[YOUR OBJECTIVE] It is required that all of the data be written out exactly.

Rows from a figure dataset
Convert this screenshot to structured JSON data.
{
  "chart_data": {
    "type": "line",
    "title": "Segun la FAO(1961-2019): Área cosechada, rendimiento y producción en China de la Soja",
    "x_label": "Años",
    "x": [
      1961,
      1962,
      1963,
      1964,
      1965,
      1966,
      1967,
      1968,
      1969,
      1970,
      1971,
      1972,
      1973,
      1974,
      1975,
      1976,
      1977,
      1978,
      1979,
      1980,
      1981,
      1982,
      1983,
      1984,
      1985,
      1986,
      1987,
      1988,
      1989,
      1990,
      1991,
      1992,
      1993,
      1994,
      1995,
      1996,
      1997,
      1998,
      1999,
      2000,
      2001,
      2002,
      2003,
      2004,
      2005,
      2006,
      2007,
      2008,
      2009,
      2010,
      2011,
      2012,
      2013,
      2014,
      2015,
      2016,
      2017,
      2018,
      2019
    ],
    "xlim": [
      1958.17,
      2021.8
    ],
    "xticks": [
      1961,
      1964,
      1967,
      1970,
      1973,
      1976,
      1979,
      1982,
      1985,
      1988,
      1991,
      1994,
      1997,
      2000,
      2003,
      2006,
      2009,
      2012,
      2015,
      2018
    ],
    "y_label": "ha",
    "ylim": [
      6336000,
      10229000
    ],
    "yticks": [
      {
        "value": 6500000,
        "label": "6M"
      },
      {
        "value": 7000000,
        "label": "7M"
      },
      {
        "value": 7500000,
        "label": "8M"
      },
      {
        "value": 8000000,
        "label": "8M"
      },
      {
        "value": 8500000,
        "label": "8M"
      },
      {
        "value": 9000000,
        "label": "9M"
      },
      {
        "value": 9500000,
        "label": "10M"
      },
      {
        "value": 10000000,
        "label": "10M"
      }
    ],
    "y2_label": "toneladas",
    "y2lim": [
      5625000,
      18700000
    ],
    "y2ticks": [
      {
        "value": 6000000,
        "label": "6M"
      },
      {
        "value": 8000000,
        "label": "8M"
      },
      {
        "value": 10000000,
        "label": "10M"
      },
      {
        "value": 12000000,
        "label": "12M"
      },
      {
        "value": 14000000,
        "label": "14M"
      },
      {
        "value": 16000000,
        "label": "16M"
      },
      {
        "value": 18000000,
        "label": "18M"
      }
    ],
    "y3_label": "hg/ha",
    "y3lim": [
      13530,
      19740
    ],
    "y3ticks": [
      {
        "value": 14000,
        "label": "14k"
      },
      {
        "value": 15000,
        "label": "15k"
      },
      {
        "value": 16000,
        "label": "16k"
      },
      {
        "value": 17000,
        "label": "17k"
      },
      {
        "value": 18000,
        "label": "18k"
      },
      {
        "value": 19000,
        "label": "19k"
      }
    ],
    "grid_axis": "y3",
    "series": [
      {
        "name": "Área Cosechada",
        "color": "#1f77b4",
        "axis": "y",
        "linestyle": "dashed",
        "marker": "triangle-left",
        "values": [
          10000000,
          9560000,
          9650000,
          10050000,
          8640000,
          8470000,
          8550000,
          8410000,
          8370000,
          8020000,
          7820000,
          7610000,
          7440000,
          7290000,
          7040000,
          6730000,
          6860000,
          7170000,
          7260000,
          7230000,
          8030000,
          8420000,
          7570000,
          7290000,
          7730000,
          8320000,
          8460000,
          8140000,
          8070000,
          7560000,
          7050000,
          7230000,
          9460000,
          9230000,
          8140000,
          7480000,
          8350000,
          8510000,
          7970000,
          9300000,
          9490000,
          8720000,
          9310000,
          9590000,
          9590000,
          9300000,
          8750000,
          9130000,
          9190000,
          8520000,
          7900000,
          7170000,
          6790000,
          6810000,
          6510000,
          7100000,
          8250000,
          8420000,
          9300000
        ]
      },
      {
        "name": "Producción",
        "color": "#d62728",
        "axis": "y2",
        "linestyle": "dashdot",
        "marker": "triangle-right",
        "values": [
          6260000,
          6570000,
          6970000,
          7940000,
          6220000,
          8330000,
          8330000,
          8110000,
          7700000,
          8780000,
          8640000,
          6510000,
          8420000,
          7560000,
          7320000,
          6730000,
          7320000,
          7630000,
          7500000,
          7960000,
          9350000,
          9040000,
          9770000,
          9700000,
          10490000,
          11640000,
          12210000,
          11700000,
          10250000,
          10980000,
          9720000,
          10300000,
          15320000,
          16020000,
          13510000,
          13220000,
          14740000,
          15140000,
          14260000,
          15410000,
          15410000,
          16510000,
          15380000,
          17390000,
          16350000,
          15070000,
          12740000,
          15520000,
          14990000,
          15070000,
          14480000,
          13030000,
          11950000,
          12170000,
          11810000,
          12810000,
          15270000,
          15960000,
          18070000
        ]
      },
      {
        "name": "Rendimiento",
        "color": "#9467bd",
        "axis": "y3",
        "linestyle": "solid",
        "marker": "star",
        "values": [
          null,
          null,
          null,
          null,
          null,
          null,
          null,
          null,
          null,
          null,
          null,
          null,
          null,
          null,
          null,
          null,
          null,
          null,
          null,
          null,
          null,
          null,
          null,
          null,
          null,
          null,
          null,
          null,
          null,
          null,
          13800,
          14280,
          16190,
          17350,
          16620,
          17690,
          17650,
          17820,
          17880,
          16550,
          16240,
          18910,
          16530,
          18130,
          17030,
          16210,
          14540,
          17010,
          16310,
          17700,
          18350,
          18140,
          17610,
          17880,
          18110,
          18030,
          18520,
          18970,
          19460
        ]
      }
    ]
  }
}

[RESPONSE TO THIS TASK]
Convert this screenshot to structured JSON data.
{
  "chart_data": {
    "type": "line",
    "title": "Segun la FAO(1961-2019): Área cosechada, rendimiento y producción en China de la Soja",
    "x_label": "Años",
    "x": [
      1961,
      1962,
      1963,
      1964,
      1965,
      1966,
      1967,
      1968,
      1969,
      1970,
      1971,
      1972,
      1973,
      1974,
      1975,
      1976,
      1977,
      1978,
      1979,
      1980,
      1981,
      1982,
      1983,
      1984,
      1985,
      1986,
      1987,
      1988,
      1989,
      1990,
      1991,
      1992,
      1993,
      1994,
      1995,
      1996,
      1997,
      1998,
      1999,
      2000,
      2001,
      2002,
      2003,
      2004,
      2005,
      2006,
      2007,
      2008,
      2009,
      2010,
      2011,
      2012,
      2013,
      2014,
      2015,
      2016,
      2017,
      2018,
      2019
    ],
    "xlim": [
      1958.17,
      2021.8
    ],
    "xticks": [
      1961,
      1964,
      1967,
      1970,
      1973,
      1976,
      1979,
      1982,
      1985,
      1988,
      1991,
      1994,
      1997,
      2000,
      2003,
      2006,
      2009,
      2012,
      2015,
      2018
    ],
    "y_label": "ha",
    "ylim": [
      6336000,
      10229000
    ],
    "yticks": [
      {
        "value": 6500000,
        "label": "6M"
      },
      {
        "value": 7000000,
        "label": "7M"
      },
      {
        "value": 7500000,
        "label": "8M"
      },
      {
        "value": 8000000,
        "label": "8M"
      },
      {
        "value": 8500000,
        "label": "8M"
      },
      {
        "value": 9000000,
        "label": "9M"
      },
      {
        "value": 9500000,
        "label": "10M"
      },
      {
        "value": 10000000,
        "label": "10M"
      }
    ],
    "y2_label": "toneladas",
    "y2lim": [
      5625000,
      18700000
    ],
    "y2ticks": [
      {
        "value": 6000000,
        "label": "6M"
      },
      {
        "value": 8000000,
        "label": "8M"
      },
      {
        "value": 10000000,
        "label": "10M"
      },
      {
        "value": 12000000,
        "label": "12M"
      },
      {
        "value": 14000000,
        "label": "14M"
      },
      {
        "value": 16000000,
        "label": "16M"
      },
      {
        "value": 18000000,
        "label": "18M"
      }
    ],
    "y3_label": "hg/ha",
    "y3lim": [
      13530,
      19740
    ],
    "y3ticks": [
      {
        "value": 14000,
        "label": "14k"
      },
      {
        "value": 15000,
        "label": "15k"
      },
      {
        "value": 16000,
        "label": "16k"
      },
      {
        "value": 17000,
        "label": "17k"
      },
      {
        "value": 18000,
        "label": "18k"
      },
      {
        "value": 19000,
        "label": "19k"
      }
    ],
    "grid_axis": "y3",
    "series": [
      {
        "name": "Área Cosechada",
        "color": "#1f77b4",
        "axis": "y",
        "linestyle": "dashed",
        "marker": "triangle-left",
        "values": [
          10000000,
          9560000,
          9650000,
          10050000,
          8640000,
          8470000,
          8550000,
          8410000,
          8370000,
          8020000,
          7820000,
          7610000,
          7440000,
          7290000,
          7040000,
          6730000,
          6860000,
          7170000,
          7260000,
          7230000,
          8030000,
          8420000,
          7570000,
          7290000,
          7730000,
          8320000,
          8460000,
          8140000,
          8070000,
          7560000,
          7050000,
          7230000,
          9460000,
          9230000,
          8140000,
          7480000,
          8350000,
          8510000,
          7970000,
          9300000,
          9490000,
          8720000,
          9310000,
          9590000,
          9590000,
          9300000,
          8750000,
          9130000,
          9190000,
          8520000,
          7900000,
          7170000,
          6790000,
          6810000,
          6510000,
          7100000,
          8250000,
          8420000,
          9300000
        ]
      },
      {
        "name": "Producción",
        "color": "#d62728",
        "axis": "y2",
        "linestyle": "dashdot",
        "marker": "triangle-right",
        "values": [
          6260000,
          6570000,
          6970000,
          7940000,
          6220000,
          8330000,
          8330000,
          8110000,
          7700000,
          8780000,
          8640000,
          6510000,
          8420000,
          7560000,
          7320000,
          6730000,
          7320000,
          7630000,
          7500000,
          7960000,
          9350000,
          9040000,
          9770000,
          9700000,
          10490000,
          11640000,
          12210000,
          11700000,
          10250000,
          10980000,
          9720000,
          10300000,
          15320000,
          16020000,
          13510000,
          13220000,
          14740000,
          15140000,
          14260000,
          15410000,
          15410000,
          16510000,
          15380000,
          17390000,
          16350000,
          15070000,
          12740000,
          15520000,
          14990000,
          15070000,
          14480000,
          13030000,
          11950000,
          12170000,
          11810000,
          12810000,
          15270000,
          15960000,
          18070000
        ]
      },
      {
        "name": "Rendimiento",
        "color": "#9467bd",
        "axis": "y3",
        "linestyle": "solid",
        "marker": "star",
        "values": [
          null,
          null,
          null,
          null,
          null,
          null,
          null,
          null,
          null,
          null,
          null,
          null,
          null,
          null,
          null,
          null,
          null,
          null,
          null,
          null,
          null,
          null,
          null,
          null,
          null,
          null,
          null,
          null,
          null,
          null,
          13800,
          14280,
          16190,
          17350,
          16620,
          17690,
          17650,
          17820,
          17880,
          16550,
          16240,
          18910,
          16530,
          18130,
          17030,
          16210,
          14540,
          17010,
          16310,
          17700,
          18350,
          18140,
          17610,
          17880,
          18110,
          18030,
          18520,
          18970,
          19460
        ]
      }
    ]
  }
}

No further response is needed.